Data entries:
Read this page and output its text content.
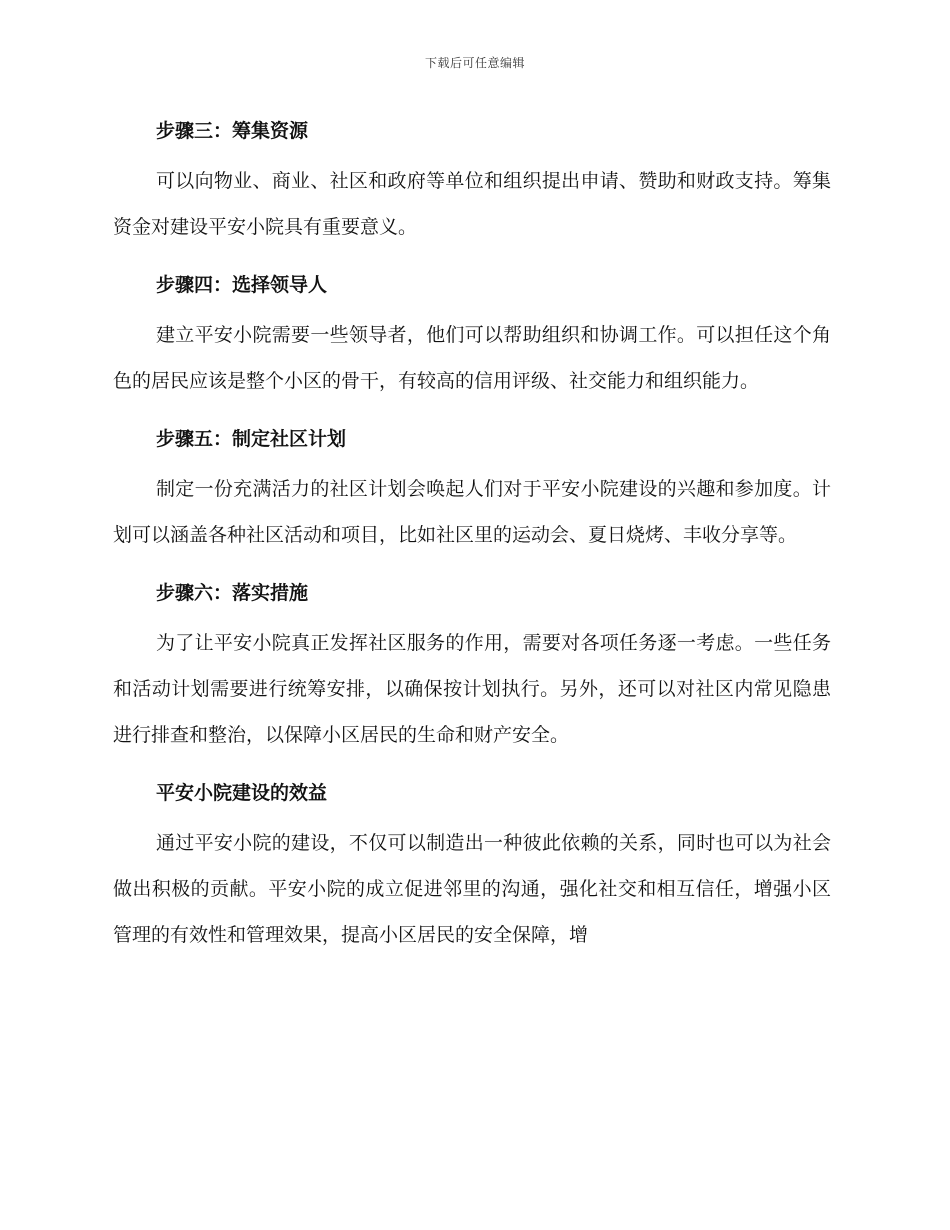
下载后可任意编辑
步骤三：筹集资源

可以向物业、商业、社区和政府等单位和组织提出申请、赞助和财政支持。筹集资金对建设平安小院具有重要意义。

步骤四：选择领导人

建立平安小院需要一些领导者，他们可以帮助组织和协调工作。可以担任这个角色的居民应该是整个小区的骨干，有较高的信用评级、社交能力和组织能力。

步骤五：制定社区计划

制定一份充满活力的社区计划会唤起人们对于平安小院建设的兴趣和参加度。计划可以涵盖各种社区活动和项目，比如社区里的运动会、夏日烧烤、丰收分享等。

步骤六：落实措施

为了让平安小院真正发挥社区服务的作用，需要对各项任务逐一考虑。一些任务和活动计划需要进行统筹安排，以确保按计划执行。另外，还可以对社区内常见隐患进行排查和整治，以保障小区居民的生命和财产安全。

平安小院建设的效益

通过平安小院的建设，不仅可以制造出一种彼此依赖的关系，同时也可以为社会做出积极的贡献。平安小院的成立促进邻里的沟通，强化社交和相互信任，增强小区管理的有效性和管理效果，提高小区居民的安全保障，增
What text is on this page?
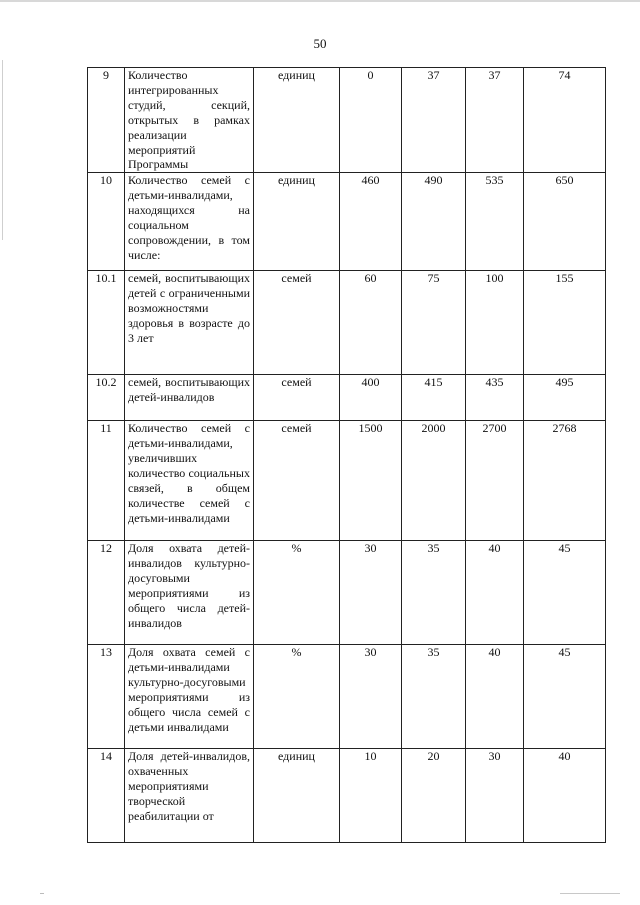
50
9	Количество интегрированных студий, секций, открытых в рамках реализации мероприятий Программы	единиц	0	37	37	74
10	Количество семей с детьми-инвалидами, находящихся на социальном сопровождении, в том числе:	единиц	460	490	535	650
10.1	семей, воспитывающих детей с ограниченными возможностями здоровья в возрасте до 3 лет	семей	60	75	100	155
10.2	семей, воспитывающих детей-инвалидов	семей	400	415	435	495
11	Количество семей с детьми-инвалидами, увеличивших количество социальных связей, в общем количестве семей с детьми-инвалидами	семей	1500	2000	2700	2768
12	Доля охвата детей-инвалидов культурно-досуговыми мероприятиями из общего числа детей-инвалидов	%	30	35	40	45
13	Доля охвата семей с детьми-инвалидами культурно-досуговыми мероприятиями из общего числа семей с детьми инвалидами	%	30	35	40	45
14	Доля детей-инвалидов, охваченных мероприятиями творческой реабилитации от	единиц	10	20	30	40
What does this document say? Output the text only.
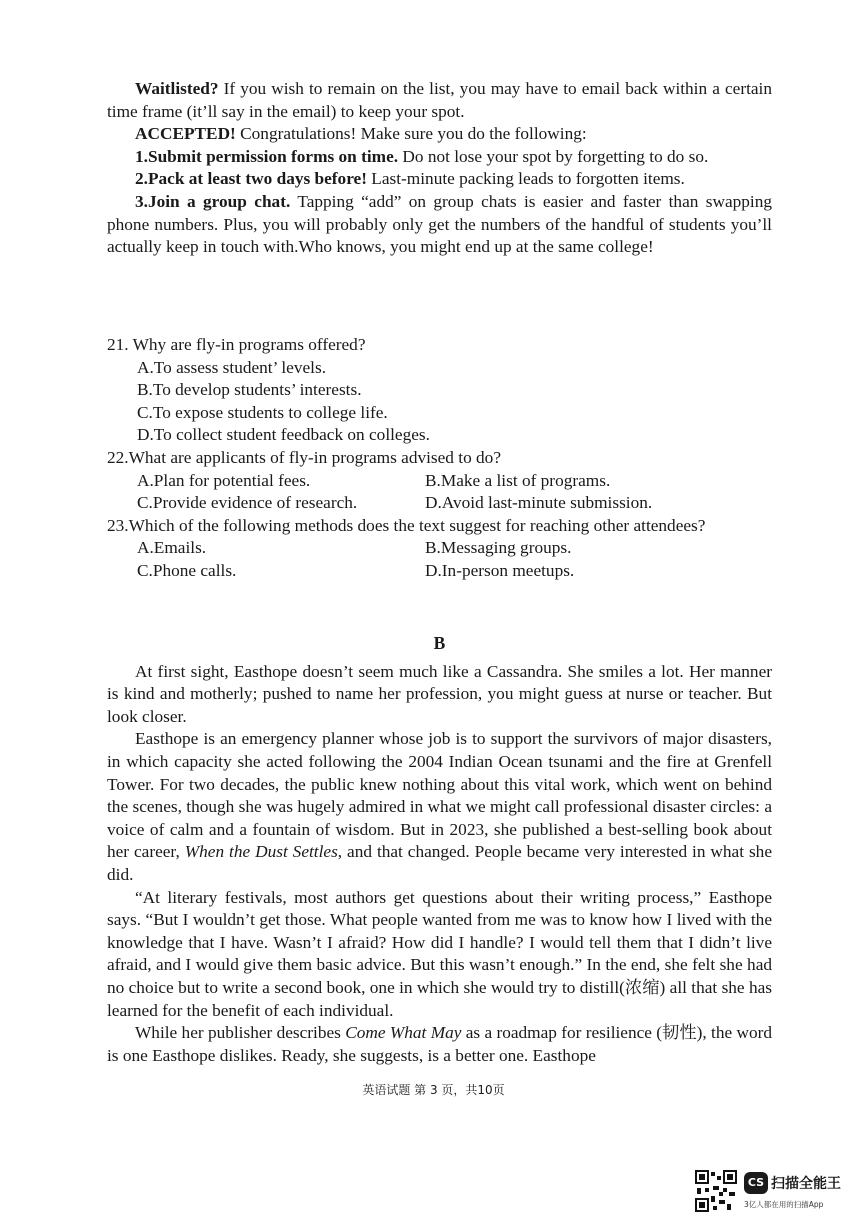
Waitlisted? If you wish to remain on the list, you may have to email back within a certain time frame (it’ll say in the email) to keep your spot.

ACCEPTED! Congratulations! Make sure you do the following:

1.Submit permission forms on time. Do not lose your spot by forgetting to do so.

2.Pack at least two days before! Last-minute packing leads to forgotten items.

3.Join a group chat. Tapping “add” on group chats is easier and faster than swapping phone numbers. Plus, you will probably only get the numbers of the handful of students you’ll actually keep in touch with.Who knows, you might end up at the same college!

21. Why are fly-in programs offered?

A.To assess student’ levels.

B.To develop students’ interests.

C.To expose students to college life.

D.To collect student feedback on colleges.

22.What are applicants of fly-in programs advised to do?

A.Plan for potential fees.	B.Make a list of programs.
C.Provide evidence of research.	D.Avoid last-minute submission.

23.Which of the following methods does the text suggest for reaching other attendees?

A.Emails.	B.Messaging groups.
C.Phone calls.	D.In-person meetups.

B

At first sight, Easthope doesn’t seem much like a Cassandra. She smiles a lot. Her manner is kind and motherly; pushed to name her profession, you might guess at nurse or teacher. But look closer.

Easthope is an emergency planner whose job is to support the survivors of major disasters, in which capacity she acted following the 2004 Indian Ocean tsunami and the fire at Grenfell Tower. For two decades, the public knew nothing about this vital work, which went on behind the scenes, though she was hugely admired in what we might call professional disaster circles: a voice of calm and a fountain of wisdom. But in 2023, she published a best-selling book about her career, When the Dust Settles, and that changed. People became very interested in what she did.

“At literary festivals, most authors get questions about their writing process,” Easthope says. “But I wouldn’t get those. What people wanted from me was to know how I lived with the knowledge that I have. Wasn’t I afraid? How did I handle? I would tell them that I didn’t live afraid, and I would give them basic advice. But this wasn’t enough.” In the end, she felt she had no choice but to write a second book, one in which she would try to distill(浓缩) all that she has learned for the benefit of each individual.

While her publisher describes Come What May as a roadmap for resilience (韧性), the word is one Easthope dislikes. Ready, she suggests, is a better one. Easthope

英语试题 第 3 页，共10页
CS 扫描全能王
3亿人都在用的扫描App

WHAT NEEDS TO BE DONE: Return the material word for word. Pictures are not part of the copy.

THE RESPONSE:
Read this page and output its text content.
下载后可任意编辑
步骤三：筹集资源

可以向物业、商业、社区和政府等单位和组织提出申请、赞助和财政支持。筹集资金对建设平安小院具有重要意义。

步骤四：选择领导人

建立平安小院需要一些领导者，他们可以帮助组织和协调工作。可以担任这个角色的居民应该是整个小区的骨干，有较高的信用评级、社交能力和组织能力。

步骤五：制定社区计划

制定一份充满活力的社区计划会唤起人们对于平安小院建设的兴趣和参加度。计划可以涵盖各种社区活动和项目，比如社区里的运动会、夏日烧烤、丰收分享等。

步骤六：落实措施

为了让平安小院真正发挥社区服务的作用，需要对各项任务逐一考虑。一些任务和活动计划需要进行统筹安排，以确保按计划执行。另外，还可以对社区内常见隐患进行排查和整治，以保障小区居民的生命和财产安全。

平安小院建设的效益

通过平安小院的建设，不仅可以制造出一种彼此依赖的关系，同时也可以为社会做出积极的贡献。平安小院的成立促进邻里的沟通，强化社交和相互信任，增强小区管理的有效性和管理效果，提高小区居民的安全保障，增
What text is on this page?
50
9	Количество интегрированных студий, секций, открытых в рамках реализации мероприятий Программы	единиц	0	37	37	74
10	Количество семей с детьми-инвалидами, находящихся на социальном сопровождении, в том числе:	единиц	460	490	535	650
10.1	семей, воспитывающих детей с ограниченными возможностями здоровья в возрасте до 3 лет	семей	60	75	100	155
10.2	семей, воспитывающих детей-инвалидов	семей	400	415	435	495
11	Количество семей с детьми-инвалидами, увеличивших количество социальных связей, в общем количестве семей с детьми-инвалидами	семей	1500	2000	2700	2768
12	Доля охвата детей-инвалидов культурно-досуговыми мероприятиями из общего числа детей-инвалидов	%	30	35	40	45
13	Доля охвата семей с детьми-инвалидами культурно-досуговыми мероприятиями из общего числа семей с детьми инвалидами	%	30	35	40	45
14	Доля детей-инвалидов, охваченных мероприятиями творческой реабилитации от	единиц	10	20	30	40
What does this document say? Output the text only.
Waitlisted? If you wish to remain on the list, you may have to email back within a certain time frame (it’ll say in the email) to keep your spot.

ACCEPTED! Congratulations! Make sure you do the following:

1.Submit permission forms on time. Do not lose your spot by forgetting to do so.

2.Pack at least two days before! Last-minute packing leads to forgotten items.

3.Join a group chat. Tapping “add” on group chats is easier and faster than swapping phone numbers. Plus, you will probably only get the numbers of the handful of students you’ll actually keep in touch with.Who knows, you might end up at the same college!

21. Why are fly-in programs offered?

A.To assess student’ levels.

B.To develop students’ interests.

C.To expose students to college life.

D.To collect student feedback on colleges.

22.What are applicants of fly-in programs advised to do?

A.Plan for potential fees.	B.Make a list of programs.
C.Provide evidence of research.	D.Avoid last-minute submission.

23.Which of the following methods does the text suggest for reaching other attendees?

A.Emails.	B.Messaging groups.
C.Phone calls.	D.In-person meetups.

B

At first sight, Easthope doesn’t seem much like a Cassandra. She smiles a lot. Her manner is kind and motherly; pushed to name her profession, you might guess at nurse or teacher. But look closer.

Easthope is an emergency planner whose job is to support the survivors of major disasters, in which capacity she acted following the 2004 Indian Ocean tsunami and the fire at Grenfell Tower. For two decades, the public knew nothing about this vital work, which went on behind the scenes, though she was hugely admired in what we might call professional disaster circles: a voice of calm and a fountain of wisdom. But in 2023, she published a best-selling book about her career, When the Dust Settles, and that changed. People became very interested in what she did.

“At literary festivals, most authors get questions about their writing process,” Easthope says. “But I wouldn’t get those. What people wanted from me was to know how I lived with the knowledge that I have. Wasn’t I afraid? How did I handle? I would tell them that I didn’t live afraid, and I would give them basic advice. But this wasn’t enough.” In the end, she felt she had no choice but to write a second book, one in which she would try to distill(浓缩) all that she has learned for the benefit of each individual.

While her publisher describes Come What May as a roadmap for resilience (韧性), the word is one Easthope dislikes. Ready, she suggests, is a better one. Easthope

英语试题 第 3 页，共10页
CS 扫描全能王
3亿人都在用的扫描App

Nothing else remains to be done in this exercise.